- [THE EXERCISE]:
Each entry in the listing below should be restated word for word.

[Records that describe figures]
▶

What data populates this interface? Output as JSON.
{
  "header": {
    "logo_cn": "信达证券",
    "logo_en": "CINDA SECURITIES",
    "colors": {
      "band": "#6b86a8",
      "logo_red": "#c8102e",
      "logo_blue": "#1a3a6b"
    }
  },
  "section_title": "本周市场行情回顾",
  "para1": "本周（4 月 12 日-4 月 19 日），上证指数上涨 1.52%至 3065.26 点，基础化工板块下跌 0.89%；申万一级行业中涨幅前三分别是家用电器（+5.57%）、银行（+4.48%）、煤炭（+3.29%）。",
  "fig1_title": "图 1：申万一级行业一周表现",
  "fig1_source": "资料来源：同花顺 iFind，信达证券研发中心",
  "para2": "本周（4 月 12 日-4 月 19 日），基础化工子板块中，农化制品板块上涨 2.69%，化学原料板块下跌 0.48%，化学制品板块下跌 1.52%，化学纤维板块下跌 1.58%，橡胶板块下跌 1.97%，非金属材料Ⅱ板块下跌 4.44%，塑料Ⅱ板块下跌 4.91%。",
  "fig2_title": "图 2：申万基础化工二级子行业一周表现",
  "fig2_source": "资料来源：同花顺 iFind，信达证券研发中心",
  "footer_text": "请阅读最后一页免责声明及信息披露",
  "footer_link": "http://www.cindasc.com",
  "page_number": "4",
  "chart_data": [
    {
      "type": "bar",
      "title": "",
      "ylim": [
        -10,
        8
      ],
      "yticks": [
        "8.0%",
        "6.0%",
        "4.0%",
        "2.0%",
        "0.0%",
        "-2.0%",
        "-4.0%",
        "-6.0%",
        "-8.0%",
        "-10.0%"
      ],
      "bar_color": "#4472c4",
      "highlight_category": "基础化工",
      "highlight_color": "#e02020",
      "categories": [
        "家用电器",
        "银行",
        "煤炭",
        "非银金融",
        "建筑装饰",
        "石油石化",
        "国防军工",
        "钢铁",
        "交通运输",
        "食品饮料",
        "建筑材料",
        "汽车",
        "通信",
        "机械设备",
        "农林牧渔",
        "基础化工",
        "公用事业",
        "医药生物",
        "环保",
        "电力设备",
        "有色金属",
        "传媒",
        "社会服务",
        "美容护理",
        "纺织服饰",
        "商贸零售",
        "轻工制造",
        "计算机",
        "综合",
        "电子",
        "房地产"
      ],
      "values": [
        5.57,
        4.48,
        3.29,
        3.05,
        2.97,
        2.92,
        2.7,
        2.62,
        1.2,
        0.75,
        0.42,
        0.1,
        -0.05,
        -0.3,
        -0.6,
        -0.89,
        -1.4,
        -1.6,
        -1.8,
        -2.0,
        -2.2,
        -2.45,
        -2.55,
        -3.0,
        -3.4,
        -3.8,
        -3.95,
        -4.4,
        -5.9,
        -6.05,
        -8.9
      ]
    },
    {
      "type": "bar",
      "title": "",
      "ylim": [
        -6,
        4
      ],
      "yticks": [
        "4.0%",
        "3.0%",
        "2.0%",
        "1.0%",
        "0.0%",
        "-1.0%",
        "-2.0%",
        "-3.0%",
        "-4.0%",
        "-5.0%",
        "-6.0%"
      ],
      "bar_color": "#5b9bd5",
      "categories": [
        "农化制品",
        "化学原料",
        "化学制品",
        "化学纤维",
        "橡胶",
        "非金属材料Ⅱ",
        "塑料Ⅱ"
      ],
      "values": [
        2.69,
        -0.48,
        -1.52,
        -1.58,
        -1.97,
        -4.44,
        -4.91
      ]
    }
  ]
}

◀

- [REPLY]:
What data populates this interface? Output as JSON.
{
  "header": {
    "logo_cn": "信达证券",
    "logo_en": "CINDA SECURITIES",
    "colors": {
      "band": "#6b86a8",
      "logo_red": "#c8102e",
      "logo_blue": "#1a3a6b"
    }
  },
  "section_title": "本周市场行情回顾",
  "para1": "本周（4 月 12 日-4 月 19 日），上证指数上涨 1.52%至 3065.26 点，基础化工板块下跌 0.89%；申万一级行业中涨幅前三分别是家用电器（+5.57%）、银行（+4.48%）、煤炭（+3.29%）。",
  "fig1_title": "图 1：申万一级行业一周表现",
  "fig1_source": "资料来源：同花顺 iFind，信达证券研发中心",
  "para2": "本周（4 月 12 日-4 月 19 日），基础化工子板块中，农化制品板块上涨 2.69%，化学原料板块下跌 0.48%，化学制品板块下跌 1.52%，化学纤维板块下跌 1.58%，橡胶板块下跌 1.97%，非金属材料Ⅱ板块下跌 4.44%，塑料Ⅱ板块下跌 4.91%。",
  "fig2_title": "图 2：申万基础化工二级子行业一周表现",
  "fig2_source": "资料来源：同花顺 iFind，信达证券研发中心",
  "footer_text": "请阅读最后一页免责声明及信息披露",
  "footer_link": "http://www.cindasc.com",
  "page_number": "4",
  "chart_data": [
    {
      "type": "bar",
      "title": "",
      "ylim": [
        -10,
        8
      ],
      "yticks": [
        "8.0%",
        "6.0%",
        "4.0%",
        "2.0%",
        "0.0%",
        "-2.0%",
        "-4.0%",
        "-6.0%",
        "-8.0%",
        "-10.0%"
      ],
      "bar_color": "#4472c4",
      "highlight_category": "基础化工",
      "highlight_color": "#e02020",
      "categories": [
        "家用电器",
        "银行",
        "煤炭",
        "非银金融",
        "建筑装饰",
        "石油石化",
        "国防军工",
        "钢铁",
        "交通运输",
        "食品饮料",
        "建筑材料",
        "汽车",
        "通信",
        "机械设备",
        "农林牧渔",
        "基础化工",
        "公用事业",
        "医药生物",
        "环保",
        "电力设备",
        "有色金属",
        "传媒",
        "社会服务",
        "美容护理",
        "纺织服饰",
        "商贸零售",
        "轻工制造",
        "计算机",
        "综合",
        "电子",
        "房地产"
      ],
      "values": [
        5.57,
        4.48,
        3.29,
        3.05,
        2.97,
        2.92,
        2.7,
        2.62,
        1.2,
        0.75,
        0.42,
        0.1,
        -0.05,
        -0.3,
        -0.6,
        -0.89,
        -1.4,
        -1.6,
        -1.8,
        -2.0,
        -2.2,
        -2.45,
        -2.55,
        -3.0,
        -3.4,
        -3.8,
        -3.95,
        -4.4,
        -5.9,
        -6.05,
        -8.9
      ]
    },
    {
      "type": "bar",
      "title": "",
      "ylim": [
        -6,
        4
      ],
      "yticks": [
        "4.0%",
        "3.0%",
        "2.0%",
        "1.0%",
        "0.0%",
        "-1.0%",
        "-2.0%",
        "-3.0%",
        "-4.0%",
        "-5.0%",
        "-6.0%"
      ],
      "bar_color": "#5b9bd5",
      "categories": [
        "农化制品",
        "化学原料",
        "化学制品",
        "化学纤维",
        "橡胶",
        "非金属材料Ⅱ",
        "塑料Ⅱ"
      ],
      "values": [
        2.69,
        -0.48,
        -1.52,
        -1.58,
        -1.97,
        -4.44,
        -4.91
      ]
    }
  ]
}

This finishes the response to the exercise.